■ **Work to complete**
Repeat every record below exactly as written.

--- Begin ---

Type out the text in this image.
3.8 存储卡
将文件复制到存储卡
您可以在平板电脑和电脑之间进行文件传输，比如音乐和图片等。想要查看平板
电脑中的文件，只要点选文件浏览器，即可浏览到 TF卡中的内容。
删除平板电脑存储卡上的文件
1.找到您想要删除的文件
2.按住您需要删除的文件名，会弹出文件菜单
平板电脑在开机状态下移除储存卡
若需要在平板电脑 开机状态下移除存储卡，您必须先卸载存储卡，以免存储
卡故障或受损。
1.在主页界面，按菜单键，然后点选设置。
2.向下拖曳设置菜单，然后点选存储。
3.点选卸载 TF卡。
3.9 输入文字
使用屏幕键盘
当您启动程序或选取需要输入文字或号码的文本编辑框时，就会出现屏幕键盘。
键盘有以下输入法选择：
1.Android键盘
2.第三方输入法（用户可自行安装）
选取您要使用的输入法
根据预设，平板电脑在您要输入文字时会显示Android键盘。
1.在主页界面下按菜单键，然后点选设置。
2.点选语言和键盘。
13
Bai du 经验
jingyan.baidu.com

--- End ---

■ **Solution**
Type out the text in this image.
3.8 存储卡
将文件复制到存储卡
您可以在平板电脑和电脑之间进行文件传输，比如音乐和图片等。想要查看平板
电脑中的文件，只要点选文件浏览器，即可浏览到 TF卡中的内容。
删除平板电脑存储卡上的文件
1.找到您想要删除的文件
2.按住您需要删除的文件名，会弹出文件菜单
平板电脑在开机状态下移除储存卡
若需要在平板电脑 开机状态下移除存储卡，您必须先卸载存储卡，以免存储
卡故障或受损。
1.在主页界面，按菜单键，然后点选设置。
2.向下拖曳设置菜单，然后点选存储。
3.点选卸载 TF卡。
3.9 输入文字
使用屏幕键盘
当您启动程序或选取需要输入文字或号码的文本编辑框时，就会出现屏幕键盘。
键盘有以下输入法选择：
1.Android键盘
2.第三方输入法（用户可自行安装）
选取您要使用的输入法
根据预设，平板电脑在您要输入文字时会显示Android键盘。
1.在主页界面下按菜单键，然后点选设置。
2.点选语言和键盘。
13
Bai du 经验
jingyan.baidu.com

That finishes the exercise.